## START INPUT
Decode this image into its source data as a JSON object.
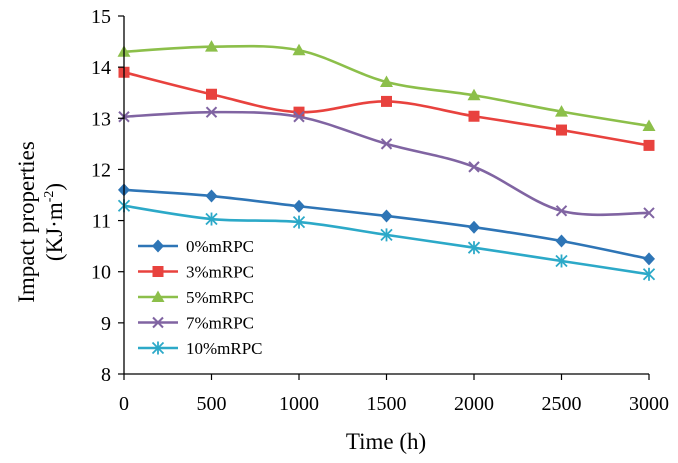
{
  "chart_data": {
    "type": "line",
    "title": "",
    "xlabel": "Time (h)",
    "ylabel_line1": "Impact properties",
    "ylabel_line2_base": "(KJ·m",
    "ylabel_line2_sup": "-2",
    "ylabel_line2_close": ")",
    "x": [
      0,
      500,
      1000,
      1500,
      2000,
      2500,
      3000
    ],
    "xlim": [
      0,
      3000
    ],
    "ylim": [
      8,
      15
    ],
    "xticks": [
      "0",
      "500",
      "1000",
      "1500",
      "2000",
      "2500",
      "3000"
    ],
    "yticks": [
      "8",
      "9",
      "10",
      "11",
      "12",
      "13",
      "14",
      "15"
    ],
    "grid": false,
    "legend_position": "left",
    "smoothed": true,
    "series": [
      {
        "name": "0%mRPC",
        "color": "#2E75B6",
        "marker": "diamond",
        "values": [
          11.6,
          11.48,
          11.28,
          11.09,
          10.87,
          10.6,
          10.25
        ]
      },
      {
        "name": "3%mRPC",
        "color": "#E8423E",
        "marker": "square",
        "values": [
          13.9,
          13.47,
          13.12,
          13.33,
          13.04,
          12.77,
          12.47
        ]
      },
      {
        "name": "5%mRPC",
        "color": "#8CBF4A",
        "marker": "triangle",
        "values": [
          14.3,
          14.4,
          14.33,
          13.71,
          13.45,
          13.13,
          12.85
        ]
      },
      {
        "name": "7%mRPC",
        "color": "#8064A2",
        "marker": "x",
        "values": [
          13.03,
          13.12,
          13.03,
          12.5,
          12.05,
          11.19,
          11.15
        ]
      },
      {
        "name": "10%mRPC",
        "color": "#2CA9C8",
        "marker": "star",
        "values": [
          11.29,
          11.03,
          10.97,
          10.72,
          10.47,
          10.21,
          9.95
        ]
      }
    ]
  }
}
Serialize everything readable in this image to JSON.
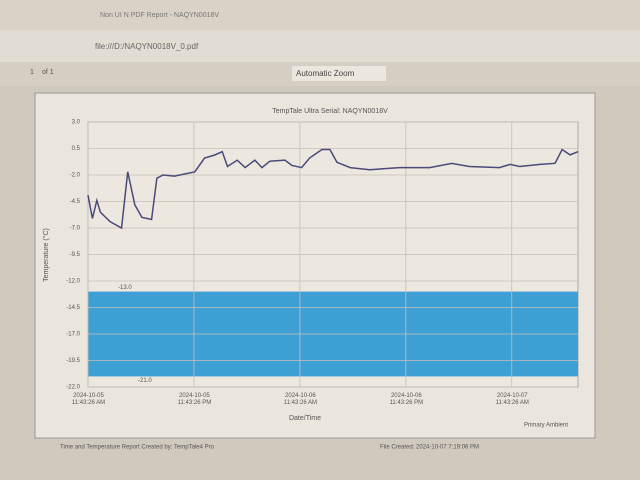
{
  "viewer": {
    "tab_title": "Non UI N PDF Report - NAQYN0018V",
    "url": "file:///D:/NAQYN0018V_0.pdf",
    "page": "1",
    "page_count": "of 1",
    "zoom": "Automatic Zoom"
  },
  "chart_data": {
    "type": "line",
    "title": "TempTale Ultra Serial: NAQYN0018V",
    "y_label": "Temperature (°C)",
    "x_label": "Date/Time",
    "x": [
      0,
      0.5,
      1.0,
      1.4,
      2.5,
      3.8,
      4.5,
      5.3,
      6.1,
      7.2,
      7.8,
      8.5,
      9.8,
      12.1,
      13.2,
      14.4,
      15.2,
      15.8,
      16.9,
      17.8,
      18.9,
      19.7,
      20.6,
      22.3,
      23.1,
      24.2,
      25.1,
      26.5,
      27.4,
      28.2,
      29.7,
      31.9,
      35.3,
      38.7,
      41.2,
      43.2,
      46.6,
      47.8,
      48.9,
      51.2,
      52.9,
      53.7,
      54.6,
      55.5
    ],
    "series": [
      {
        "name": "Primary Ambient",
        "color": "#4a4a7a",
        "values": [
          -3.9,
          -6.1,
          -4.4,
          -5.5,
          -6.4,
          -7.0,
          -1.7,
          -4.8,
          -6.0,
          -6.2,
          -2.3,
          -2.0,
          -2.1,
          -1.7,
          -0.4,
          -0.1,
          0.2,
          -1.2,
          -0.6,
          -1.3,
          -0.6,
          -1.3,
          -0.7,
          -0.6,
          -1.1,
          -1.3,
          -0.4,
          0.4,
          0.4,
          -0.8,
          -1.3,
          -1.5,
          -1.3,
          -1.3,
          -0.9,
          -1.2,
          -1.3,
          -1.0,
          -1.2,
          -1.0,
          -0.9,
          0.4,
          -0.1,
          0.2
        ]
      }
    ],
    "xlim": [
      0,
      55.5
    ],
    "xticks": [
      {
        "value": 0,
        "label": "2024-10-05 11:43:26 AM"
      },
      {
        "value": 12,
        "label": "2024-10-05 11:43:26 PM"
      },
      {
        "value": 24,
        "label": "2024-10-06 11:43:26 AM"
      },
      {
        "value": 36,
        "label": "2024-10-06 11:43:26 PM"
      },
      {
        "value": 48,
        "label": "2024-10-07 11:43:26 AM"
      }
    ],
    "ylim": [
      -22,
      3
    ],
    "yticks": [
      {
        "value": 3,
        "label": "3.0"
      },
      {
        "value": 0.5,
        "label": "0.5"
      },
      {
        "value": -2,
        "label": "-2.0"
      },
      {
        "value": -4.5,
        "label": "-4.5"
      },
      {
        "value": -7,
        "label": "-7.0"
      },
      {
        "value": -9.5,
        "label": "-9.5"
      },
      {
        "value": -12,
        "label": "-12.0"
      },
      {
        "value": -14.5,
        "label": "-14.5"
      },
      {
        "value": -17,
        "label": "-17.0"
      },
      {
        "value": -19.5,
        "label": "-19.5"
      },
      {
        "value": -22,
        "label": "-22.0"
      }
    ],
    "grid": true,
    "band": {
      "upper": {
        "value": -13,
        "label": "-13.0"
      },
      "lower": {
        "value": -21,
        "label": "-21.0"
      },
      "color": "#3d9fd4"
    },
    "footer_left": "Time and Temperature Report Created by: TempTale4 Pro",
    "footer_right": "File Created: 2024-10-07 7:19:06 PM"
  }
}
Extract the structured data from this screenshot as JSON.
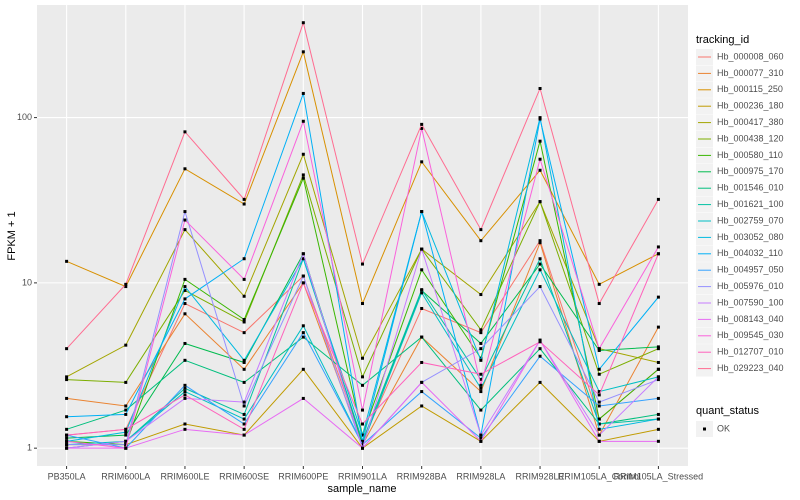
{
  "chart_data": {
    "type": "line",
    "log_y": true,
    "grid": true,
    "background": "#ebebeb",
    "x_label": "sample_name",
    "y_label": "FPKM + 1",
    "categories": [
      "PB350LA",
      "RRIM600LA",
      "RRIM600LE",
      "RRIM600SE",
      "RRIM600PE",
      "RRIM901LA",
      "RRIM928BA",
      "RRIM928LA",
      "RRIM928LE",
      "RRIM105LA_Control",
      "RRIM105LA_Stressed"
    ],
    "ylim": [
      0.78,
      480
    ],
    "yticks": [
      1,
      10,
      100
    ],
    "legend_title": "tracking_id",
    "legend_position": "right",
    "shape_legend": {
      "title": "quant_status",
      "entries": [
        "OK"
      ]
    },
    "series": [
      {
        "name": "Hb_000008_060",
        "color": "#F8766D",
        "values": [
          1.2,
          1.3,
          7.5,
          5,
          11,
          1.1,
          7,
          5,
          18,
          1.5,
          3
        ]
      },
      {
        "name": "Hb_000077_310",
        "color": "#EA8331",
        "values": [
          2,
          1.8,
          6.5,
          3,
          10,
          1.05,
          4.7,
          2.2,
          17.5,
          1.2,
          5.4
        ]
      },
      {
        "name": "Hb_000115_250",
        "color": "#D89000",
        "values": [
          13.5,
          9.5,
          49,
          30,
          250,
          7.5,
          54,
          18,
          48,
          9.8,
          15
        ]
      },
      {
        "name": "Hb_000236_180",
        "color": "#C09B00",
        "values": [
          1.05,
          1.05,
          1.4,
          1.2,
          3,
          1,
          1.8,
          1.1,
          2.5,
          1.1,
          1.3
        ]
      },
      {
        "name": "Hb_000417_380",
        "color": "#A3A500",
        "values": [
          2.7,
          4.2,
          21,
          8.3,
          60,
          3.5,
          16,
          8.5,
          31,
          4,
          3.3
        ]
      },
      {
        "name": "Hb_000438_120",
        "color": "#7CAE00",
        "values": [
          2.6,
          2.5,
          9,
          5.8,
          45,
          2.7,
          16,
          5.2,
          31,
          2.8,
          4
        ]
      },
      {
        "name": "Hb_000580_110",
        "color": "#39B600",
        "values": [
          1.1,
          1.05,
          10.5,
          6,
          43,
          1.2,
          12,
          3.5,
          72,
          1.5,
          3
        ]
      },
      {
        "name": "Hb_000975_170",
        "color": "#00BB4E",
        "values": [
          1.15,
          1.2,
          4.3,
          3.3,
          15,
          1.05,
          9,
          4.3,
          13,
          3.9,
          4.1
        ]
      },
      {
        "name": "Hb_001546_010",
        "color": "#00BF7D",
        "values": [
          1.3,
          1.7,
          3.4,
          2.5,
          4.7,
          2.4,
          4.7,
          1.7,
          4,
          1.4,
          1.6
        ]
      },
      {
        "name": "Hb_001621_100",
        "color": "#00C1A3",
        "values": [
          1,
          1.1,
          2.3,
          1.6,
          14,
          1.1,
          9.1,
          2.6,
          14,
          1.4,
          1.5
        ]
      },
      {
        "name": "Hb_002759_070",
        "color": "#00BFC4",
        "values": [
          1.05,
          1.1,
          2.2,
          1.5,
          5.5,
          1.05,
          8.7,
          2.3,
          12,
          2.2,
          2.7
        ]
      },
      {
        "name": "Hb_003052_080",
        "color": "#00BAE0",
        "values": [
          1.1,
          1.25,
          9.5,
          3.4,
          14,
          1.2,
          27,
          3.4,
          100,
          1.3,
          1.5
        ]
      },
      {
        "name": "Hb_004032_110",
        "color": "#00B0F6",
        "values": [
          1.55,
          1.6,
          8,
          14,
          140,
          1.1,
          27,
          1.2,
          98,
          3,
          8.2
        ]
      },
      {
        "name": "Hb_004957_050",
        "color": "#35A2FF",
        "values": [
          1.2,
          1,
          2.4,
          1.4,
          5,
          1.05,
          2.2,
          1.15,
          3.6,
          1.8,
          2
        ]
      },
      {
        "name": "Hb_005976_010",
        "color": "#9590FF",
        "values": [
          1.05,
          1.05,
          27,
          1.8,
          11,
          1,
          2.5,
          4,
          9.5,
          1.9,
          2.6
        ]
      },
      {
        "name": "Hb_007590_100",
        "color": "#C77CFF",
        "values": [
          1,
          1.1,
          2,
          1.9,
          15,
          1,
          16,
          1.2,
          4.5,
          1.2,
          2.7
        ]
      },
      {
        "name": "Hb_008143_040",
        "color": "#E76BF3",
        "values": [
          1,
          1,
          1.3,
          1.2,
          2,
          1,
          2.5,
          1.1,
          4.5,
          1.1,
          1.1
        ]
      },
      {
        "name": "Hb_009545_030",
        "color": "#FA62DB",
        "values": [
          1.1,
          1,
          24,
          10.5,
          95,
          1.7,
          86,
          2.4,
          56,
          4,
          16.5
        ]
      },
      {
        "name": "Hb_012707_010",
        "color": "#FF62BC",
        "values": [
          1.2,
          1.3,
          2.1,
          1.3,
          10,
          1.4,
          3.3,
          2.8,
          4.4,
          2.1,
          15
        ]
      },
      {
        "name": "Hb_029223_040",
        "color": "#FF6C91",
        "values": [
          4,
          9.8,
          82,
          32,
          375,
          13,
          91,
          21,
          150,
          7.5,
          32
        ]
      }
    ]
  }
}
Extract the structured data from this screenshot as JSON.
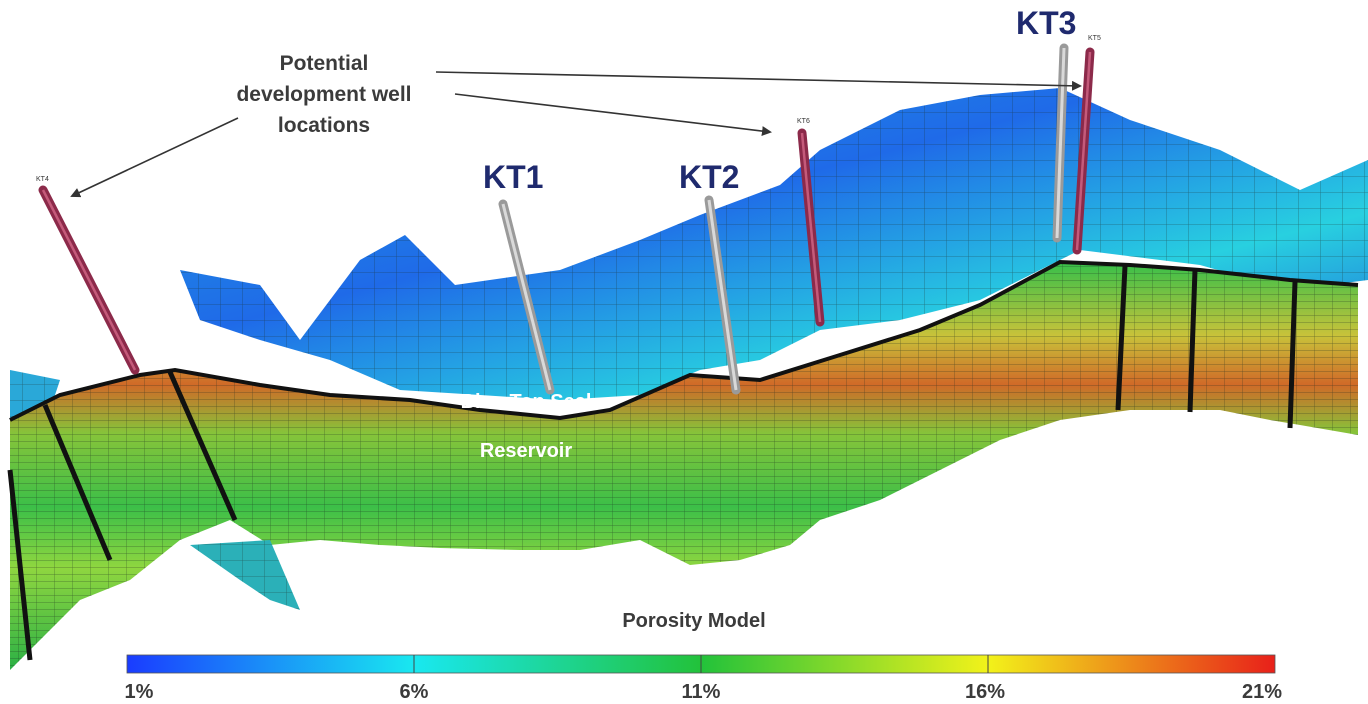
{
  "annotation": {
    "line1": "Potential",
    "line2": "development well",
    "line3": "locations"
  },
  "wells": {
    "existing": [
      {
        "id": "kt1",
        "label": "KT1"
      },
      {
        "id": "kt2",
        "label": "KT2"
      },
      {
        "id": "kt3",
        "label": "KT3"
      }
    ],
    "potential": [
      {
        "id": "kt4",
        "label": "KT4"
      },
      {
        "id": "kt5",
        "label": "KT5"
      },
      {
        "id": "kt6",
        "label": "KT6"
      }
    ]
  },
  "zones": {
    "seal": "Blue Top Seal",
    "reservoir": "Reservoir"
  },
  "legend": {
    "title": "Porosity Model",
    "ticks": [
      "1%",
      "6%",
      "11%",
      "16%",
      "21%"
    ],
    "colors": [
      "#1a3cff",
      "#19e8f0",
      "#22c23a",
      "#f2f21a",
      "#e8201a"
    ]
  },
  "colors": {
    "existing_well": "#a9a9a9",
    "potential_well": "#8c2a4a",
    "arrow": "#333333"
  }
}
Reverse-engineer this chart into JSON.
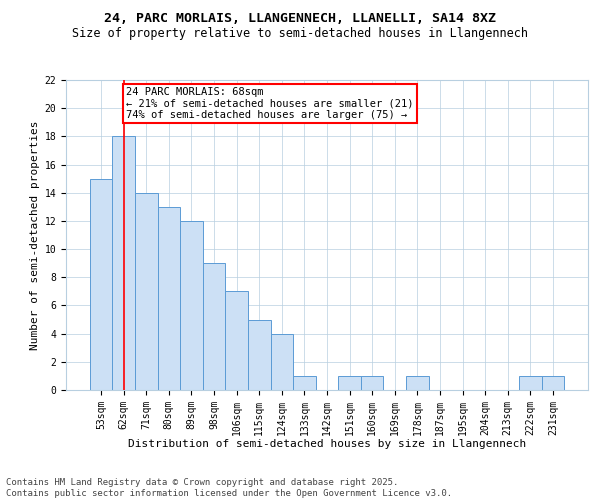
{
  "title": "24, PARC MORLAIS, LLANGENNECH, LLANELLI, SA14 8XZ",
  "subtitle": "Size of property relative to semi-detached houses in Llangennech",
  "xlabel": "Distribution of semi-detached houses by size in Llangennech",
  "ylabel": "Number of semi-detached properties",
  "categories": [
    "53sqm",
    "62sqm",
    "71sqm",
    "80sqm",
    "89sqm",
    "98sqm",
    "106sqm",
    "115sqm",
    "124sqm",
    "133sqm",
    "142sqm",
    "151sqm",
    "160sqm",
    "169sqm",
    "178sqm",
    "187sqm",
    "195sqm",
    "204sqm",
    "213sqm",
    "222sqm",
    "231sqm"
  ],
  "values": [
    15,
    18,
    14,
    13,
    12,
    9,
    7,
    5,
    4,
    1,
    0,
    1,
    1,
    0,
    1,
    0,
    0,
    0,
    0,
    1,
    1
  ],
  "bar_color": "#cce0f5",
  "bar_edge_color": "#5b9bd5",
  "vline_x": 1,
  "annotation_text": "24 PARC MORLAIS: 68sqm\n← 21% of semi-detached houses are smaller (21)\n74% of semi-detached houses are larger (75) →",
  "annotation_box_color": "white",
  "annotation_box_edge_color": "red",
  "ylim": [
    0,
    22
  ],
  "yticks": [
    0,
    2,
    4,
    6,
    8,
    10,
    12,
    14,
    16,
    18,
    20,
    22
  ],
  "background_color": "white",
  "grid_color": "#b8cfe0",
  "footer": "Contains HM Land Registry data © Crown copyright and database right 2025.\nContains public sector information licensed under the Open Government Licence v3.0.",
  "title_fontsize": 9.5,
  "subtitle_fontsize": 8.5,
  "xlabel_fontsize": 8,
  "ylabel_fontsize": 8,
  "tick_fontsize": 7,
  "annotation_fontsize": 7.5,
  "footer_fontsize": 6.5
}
## END INPUT
Count every line bearing the word "MORLAIS"; report the total only.

FINAL ANSWER
2